* **PROBLEM TO SOLVE**
Write out the data below exactly as given, without any of its pictures.

--- begin GIVEN DATA ---

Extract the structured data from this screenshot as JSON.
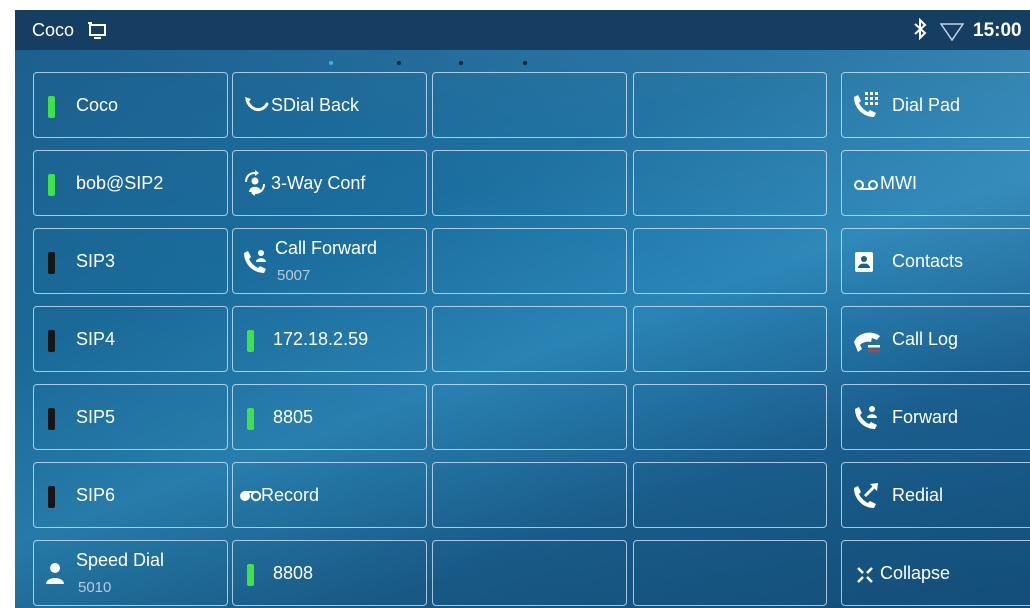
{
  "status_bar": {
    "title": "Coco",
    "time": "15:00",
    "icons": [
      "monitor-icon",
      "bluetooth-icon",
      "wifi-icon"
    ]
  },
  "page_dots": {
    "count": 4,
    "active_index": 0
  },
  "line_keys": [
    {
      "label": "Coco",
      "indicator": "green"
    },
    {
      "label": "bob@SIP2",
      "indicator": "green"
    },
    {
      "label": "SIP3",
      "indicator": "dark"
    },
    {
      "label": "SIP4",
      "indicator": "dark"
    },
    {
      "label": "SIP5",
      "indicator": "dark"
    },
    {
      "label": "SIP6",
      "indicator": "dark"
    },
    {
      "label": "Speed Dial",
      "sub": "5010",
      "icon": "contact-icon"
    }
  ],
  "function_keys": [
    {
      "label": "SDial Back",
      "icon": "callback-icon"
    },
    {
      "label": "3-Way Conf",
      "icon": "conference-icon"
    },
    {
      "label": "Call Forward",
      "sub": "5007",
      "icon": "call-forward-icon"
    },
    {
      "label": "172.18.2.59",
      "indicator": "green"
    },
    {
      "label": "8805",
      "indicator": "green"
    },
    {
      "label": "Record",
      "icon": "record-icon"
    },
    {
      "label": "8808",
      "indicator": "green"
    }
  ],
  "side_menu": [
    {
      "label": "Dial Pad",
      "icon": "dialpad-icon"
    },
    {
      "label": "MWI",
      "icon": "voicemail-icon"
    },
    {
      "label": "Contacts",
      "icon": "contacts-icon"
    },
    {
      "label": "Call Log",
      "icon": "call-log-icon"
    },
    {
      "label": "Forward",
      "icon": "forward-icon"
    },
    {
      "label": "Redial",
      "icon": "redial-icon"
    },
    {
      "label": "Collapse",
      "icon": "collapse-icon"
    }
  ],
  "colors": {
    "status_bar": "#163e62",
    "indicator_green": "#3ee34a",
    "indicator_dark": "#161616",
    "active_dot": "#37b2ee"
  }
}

--- end GIVEN DATA ---

* **COMPLETED EXERCISE**
Extract the structured data from this screenshot as JSON.
{
  "status_bar": {
    "title": "Coco",
    "time": "15:00",
    "icons": [
      "monitor-icon",
      "bluetooth-icon",
      "wifi-icon"
    ]
  },
  "page_dots": {
    "count": 4,
    "active_index": 0
  },
  "line_keys": [
    {
      "label": "Coco",
      "indicator": "green"
    },
    {
      "label": "bob@SIP2",
      "indicator": "green"
    },
    {
      "label": "SIP3",
      "indicator": "dark"
    },
    {
      "label": "SIP4",
      "indicator": "dark"
    },
    {
      "label": "SIP5",
      "indicator": "dark"
    },
    {
      "label": "SIP6",
      "indicator": "dark"
    },
    {
      "label": "Speed Dial",
      "sub": "5010",
      "icon": "contact-icon"
    }
  ],
  "function_keys": [
    {
      "label": "SDial Back",
      "icon": "callback-icon"
    },
    {
      "label": "3-Way Conf",
      "icon": "conference-icon"
    },
    {
      "label": "Call Forward",
      "sub": "5007",
      "icon": "call-forward-icon"
    },
    {
      "label": "172.18.2.59",
      "indicator": "green"
    },
    {
      "label": "8805",
      "indicator": "green"
    },
    {
      "label": "Record",
      "icon": "record-icon"
    },
    {
      "label": "8808",
      "indicator": "green"
    }
  ],
  "side_menu": [
    {
      "label": "Dial Pad",
      "icon": "dialpad-icon"
    },
    {
      "label": "MWI",
      "icon": "voicemail-icon"
    },
    {
      "label": "Contacts",
      "icon": "contacts-icon"
    },
    {
      "label": "Call Log",
      "icon": "call-log-icon"
    },
    {
      "label": "Forward",
      "icon": "forward-icon"
    },
    {
      "label": "Redial",
      "icon": "redial-icon"
    },
    {
      "label": "Collapse",
      "icon": "collapse-icon"
    }
  ],
  "colors": {
    "status_bar": "#163e62",
    "indicator_green": "#3ee34a",
    "indicator_dark": "#161616",
    "active_dot": "#37b2ee"
  }
}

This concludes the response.